Task brief: Read the records and gather each line that includes "Maximum".

(Records that describe figures)
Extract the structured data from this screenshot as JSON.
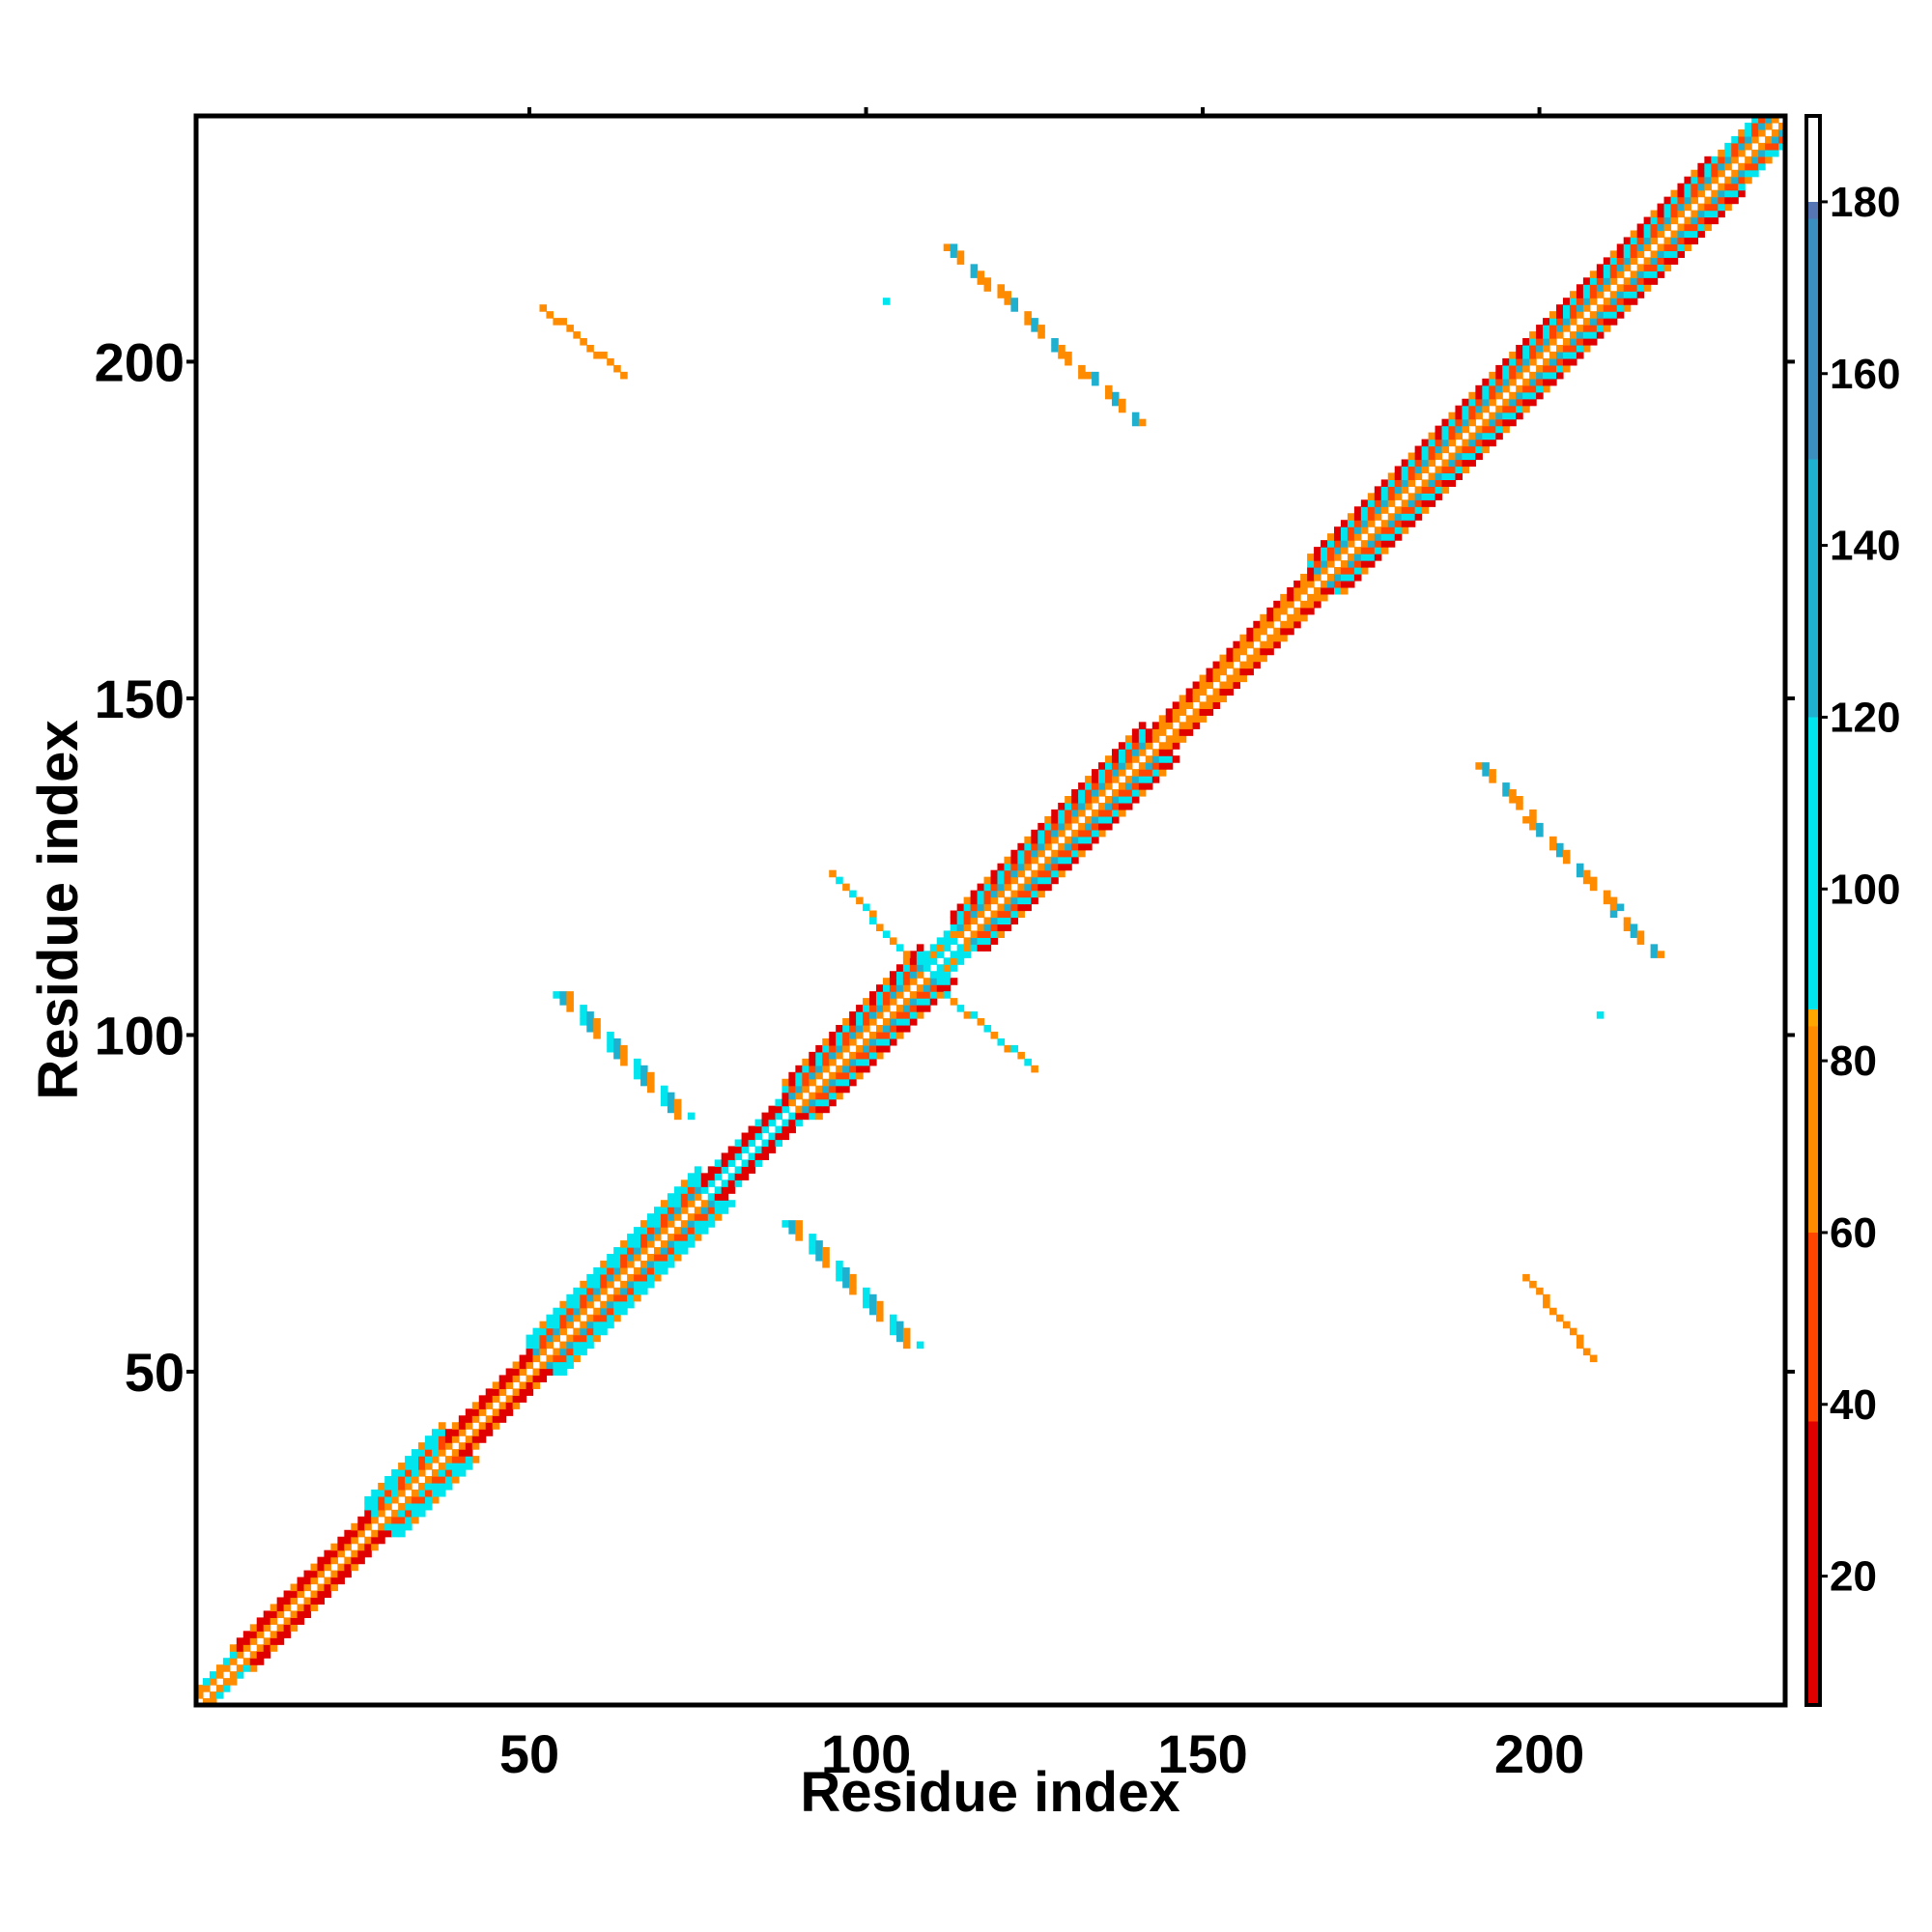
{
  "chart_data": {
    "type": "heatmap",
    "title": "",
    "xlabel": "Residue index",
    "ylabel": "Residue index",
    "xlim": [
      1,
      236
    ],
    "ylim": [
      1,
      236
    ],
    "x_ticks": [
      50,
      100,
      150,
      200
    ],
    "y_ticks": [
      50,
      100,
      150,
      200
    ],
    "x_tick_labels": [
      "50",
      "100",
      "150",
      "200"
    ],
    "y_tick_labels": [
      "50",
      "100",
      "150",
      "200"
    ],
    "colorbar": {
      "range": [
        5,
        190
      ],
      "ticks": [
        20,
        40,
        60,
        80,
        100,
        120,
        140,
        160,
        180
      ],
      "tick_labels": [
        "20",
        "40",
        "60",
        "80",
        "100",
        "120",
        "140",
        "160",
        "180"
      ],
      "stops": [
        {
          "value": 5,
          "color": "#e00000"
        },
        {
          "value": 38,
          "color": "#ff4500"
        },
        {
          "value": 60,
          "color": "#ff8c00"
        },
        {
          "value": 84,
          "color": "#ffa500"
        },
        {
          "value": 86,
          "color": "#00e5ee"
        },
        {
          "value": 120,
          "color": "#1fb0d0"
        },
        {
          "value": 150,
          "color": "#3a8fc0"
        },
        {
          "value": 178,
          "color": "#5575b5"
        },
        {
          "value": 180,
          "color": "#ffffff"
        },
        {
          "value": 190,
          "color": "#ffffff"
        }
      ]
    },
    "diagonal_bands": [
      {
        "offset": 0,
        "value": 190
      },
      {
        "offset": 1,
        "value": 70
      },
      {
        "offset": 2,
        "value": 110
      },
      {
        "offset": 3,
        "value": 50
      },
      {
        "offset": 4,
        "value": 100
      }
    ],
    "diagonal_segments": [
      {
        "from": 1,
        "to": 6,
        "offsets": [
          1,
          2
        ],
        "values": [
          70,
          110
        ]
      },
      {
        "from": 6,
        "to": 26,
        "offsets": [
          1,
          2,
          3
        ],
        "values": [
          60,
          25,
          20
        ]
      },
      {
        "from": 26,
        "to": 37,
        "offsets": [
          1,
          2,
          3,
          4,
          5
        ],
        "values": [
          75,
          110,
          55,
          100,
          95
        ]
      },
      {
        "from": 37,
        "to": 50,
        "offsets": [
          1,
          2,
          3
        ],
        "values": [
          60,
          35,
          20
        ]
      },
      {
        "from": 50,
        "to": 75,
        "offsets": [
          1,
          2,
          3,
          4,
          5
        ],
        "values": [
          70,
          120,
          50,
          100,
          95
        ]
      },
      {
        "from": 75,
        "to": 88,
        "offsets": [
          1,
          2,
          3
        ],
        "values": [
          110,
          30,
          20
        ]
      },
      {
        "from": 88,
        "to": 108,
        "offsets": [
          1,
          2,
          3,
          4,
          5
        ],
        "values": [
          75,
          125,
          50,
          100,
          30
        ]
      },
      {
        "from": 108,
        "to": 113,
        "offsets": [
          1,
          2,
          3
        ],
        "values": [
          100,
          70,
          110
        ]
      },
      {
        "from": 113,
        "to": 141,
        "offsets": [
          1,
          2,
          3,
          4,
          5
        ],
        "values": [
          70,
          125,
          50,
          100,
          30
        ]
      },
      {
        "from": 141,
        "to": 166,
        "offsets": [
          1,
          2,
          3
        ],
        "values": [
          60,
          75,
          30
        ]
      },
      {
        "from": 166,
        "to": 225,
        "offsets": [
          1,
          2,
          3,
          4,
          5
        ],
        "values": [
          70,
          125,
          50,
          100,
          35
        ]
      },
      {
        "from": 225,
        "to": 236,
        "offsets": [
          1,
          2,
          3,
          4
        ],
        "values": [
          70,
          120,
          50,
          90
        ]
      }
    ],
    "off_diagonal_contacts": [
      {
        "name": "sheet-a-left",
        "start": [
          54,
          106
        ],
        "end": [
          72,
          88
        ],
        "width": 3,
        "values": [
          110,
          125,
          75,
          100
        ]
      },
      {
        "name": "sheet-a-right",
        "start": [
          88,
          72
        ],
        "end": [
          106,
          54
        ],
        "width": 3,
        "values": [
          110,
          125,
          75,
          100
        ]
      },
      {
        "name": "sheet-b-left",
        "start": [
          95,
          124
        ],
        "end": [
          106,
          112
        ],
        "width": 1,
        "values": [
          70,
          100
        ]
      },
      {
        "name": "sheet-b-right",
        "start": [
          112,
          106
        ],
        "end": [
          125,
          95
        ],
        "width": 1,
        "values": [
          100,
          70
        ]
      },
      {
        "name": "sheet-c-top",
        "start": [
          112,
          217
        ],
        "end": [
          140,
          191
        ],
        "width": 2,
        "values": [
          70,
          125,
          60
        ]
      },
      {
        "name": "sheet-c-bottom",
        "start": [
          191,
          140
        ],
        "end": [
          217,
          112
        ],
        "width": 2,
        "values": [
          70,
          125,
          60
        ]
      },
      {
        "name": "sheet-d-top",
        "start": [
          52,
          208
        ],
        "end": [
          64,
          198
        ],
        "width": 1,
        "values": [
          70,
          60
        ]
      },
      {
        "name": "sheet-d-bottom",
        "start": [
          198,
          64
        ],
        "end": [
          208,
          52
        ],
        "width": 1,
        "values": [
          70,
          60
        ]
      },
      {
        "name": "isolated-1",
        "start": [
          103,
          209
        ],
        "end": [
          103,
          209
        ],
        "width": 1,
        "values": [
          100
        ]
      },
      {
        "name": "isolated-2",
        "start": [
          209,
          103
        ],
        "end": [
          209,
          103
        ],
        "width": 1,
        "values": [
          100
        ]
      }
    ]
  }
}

* * *

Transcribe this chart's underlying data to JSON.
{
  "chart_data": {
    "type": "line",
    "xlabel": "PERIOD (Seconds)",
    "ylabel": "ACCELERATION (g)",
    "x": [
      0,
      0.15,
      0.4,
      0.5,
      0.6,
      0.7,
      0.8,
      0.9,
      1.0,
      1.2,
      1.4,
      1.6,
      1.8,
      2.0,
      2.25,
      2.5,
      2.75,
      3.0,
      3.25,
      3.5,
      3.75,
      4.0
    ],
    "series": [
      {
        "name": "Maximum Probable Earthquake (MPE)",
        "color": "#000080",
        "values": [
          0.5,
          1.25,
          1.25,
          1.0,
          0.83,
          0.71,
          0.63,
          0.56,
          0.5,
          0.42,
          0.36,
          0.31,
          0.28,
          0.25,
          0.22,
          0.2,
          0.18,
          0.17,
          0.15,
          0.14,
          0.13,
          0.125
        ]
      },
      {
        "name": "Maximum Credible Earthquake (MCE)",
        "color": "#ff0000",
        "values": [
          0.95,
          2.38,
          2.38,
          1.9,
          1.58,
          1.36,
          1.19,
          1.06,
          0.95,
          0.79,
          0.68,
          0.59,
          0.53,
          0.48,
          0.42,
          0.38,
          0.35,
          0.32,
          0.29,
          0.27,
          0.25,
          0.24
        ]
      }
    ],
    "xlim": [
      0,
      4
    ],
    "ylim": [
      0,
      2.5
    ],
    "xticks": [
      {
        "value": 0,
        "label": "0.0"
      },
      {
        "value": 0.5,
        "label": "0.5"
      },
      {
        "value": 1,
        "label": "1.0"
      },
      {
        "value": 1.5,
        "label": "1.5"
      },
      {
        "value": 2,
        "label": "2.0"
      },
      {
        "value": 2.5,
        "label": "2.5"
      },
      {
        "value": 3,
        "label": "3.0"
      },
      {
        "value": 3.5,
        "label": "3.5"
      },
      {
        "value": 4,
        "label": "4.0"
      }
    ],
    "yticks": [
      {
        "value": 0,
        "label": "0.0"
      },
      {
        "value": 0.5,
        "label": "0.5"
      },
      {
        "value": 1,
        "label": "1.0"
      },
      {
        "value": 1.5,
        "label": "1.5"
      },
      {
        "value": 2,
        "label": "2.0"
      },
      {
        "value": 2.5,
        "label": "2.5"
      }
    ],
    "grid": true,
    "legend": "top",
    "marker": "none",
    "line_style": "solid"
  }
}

Solution for this exercise:
        "name": "Maximum Probable Earthquake (MPE)",
        "name": "Maximum Credible Earthquake (MCE)",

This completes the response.